Goal: Set down exactly the lines running from the line with "Convert this screenshot" to the end of the listing below, both ends included.

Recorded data
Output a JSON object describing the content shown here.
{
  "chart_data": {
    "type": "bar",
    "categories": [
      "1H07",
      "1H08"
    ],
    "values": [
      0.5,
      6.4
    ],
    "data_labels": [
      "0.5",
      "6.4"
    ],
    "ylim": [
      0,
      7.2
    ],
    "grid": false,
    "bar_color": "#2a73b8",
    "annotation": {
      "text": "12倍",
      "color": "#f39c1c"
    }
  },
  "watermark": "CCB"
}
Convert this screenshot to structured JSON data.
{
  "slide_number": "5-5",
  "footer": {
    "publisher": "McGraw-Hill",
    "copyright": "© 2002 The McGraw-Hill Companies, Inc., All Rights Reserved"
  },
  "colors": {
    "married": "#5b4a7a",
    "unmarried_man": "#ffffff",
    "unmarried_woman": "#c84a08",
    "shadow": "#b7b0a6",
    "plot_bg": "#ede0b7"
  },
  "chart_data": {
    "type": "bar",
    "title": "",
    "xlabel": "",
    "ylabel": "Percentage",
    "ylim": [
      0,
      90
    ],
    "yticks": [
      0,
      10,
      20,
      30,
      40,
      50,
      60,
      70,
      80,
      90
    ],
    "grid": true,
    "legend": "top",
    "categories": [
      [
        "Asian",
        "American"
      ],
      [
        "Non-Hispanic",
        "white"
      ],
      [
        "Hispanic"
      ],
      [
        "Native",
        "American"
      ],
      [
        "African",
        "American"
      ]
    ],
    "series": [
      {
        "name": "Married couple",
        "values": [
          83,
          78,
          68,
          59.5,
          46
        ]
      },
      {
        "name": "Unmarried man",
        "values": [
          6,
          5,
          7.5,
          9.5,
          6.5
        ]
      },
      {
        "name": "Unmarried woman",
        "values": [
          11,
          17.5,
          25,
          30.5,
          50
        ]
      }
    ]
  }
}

Full answer:
Convert this screenshot to structured JSON data.
{
  "slide_number": "5-5",
  "footer": {
    "publisher": "McGraw-Hill",
    "copyright": "© 2002 The McGraw-Hill Companies, Inc., All Rights Reserved"
  },
  "colors": {
    "married": "#5b4a7a",
    "unmarried_man": "#ffffff",
    "unmarried_woman": "#c84a08",
    "shadow": "#b7b0a6",
    "plot_bg": "#ede0b7"
  },
  "chart_data": {
    "type": "bar",
    "title": "",
    "xlabel": "",
    "ylabel": "Percentage",
    "ylim": [
      0,
      90
    ],
    "yticks": [
      0,
      10,
      20,
      30,
      40,
      50,
      60,
      70,
      80,
      90
    ],
    "grid": true,
    "legend": "top",
    "categories": [
      [
        "Asian",
        "American"
      ],
      [
        "Non-Hispanic",
        "white"
      ],
      [
        "Hispanic"
      ],
      [
        "Native",
        "American"
      ],
      [
        "African",
        "American"
      ]
    ],
    "series": [
      {
        "name": "Married couple",
        "values": [
          83,
          78,
          68,
          59.5,
          46
        ]
      },
      {
        "name": "Unmarried man",
        "values": [
          6,
          5,
          7.5,
          9.5,
          6.5
        ]
      },
      {
        "name": "Unmarried woman",
        "values": [
          11,
          17.5,
          25,
          30.5,
          50
        ]
      }
    ]
  }
}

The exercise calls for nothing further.